**GIVEN PROBLEM:** Pick out each line in these entries that contains the string "data".

+---+

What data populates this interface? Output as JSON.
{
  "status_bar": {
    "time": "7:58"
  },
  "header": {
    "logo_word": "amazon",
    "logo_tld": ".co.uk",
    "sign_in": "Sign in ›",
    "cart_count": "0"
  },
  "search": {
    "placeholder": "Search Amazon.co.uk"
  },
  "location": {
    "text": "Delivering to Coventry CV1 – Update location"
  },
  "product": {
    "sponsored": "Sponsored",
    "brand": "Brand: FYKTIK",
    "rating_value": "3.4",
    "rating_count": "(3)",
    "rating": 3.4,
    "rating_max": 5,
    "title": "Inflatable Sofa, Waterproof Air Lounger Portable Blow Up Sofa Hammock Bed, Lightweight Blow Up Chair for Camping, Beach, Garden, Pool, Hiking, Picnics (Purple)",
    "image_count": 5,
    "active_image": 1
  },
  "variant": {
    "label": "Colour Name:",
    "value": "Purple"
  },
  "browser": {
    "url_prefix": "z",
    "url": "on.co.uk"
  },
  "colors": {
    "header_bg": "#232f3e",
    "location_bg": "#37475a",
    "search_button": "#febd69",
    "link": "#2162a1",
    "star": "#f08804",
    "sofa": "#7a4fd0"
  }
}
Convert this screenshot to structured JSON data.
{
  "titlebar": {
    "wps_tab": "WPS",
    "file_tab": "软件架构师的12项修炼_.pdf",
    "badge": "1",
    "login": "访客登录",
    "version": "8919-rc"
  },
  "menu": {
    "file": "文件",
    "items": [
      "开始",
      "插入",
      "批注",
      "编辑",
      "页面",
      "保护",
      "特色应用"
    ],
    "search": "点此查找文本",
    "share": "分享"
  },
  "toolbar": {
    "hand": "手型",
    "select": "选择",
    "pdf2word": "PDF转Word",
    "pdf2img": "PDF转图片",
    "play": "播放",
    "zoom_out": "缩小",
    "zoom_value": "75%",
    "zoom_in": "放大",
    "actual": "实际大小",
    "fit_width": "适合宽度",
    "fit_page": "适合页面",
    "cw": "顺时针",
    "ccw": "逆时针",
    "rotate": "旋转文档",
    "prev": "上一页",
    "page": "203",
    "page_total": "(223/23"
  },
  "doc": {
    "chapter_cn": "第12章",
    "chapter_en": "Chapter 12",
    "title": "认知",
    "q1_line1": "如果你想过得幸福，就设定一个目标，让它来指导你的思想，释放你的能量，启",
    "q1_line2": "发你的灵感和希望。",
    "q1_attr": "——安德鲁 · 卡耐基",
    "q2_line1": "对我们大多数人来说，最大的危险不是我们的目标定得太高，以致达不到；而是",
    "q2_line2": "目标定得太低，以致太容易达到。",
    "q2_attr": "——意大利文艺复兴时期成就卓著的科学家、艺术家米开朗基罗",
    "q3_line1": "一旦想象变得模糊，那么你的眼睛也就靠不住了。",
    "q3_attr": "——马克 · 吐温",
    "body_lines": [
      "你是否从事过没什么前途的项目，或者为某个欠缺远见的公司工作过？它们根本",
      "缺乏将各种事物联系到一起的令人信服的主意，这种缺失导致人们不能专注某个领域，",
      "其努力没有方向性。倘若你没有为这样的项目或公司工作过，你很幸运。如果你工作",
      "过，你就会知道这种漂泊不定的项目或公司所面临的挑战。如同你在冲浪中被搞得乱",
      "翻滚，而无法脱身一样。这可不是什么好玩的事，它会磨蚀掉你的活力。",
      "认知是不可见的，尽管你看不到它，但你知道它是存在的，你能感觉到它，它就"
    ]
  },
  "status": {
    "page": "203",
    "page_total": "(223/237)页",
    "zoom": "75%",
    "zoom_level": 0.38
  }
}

+---+

**THE REPLY:**
What data populates this interface? Output as JSON.
Convert this screenshot to structured JSON data.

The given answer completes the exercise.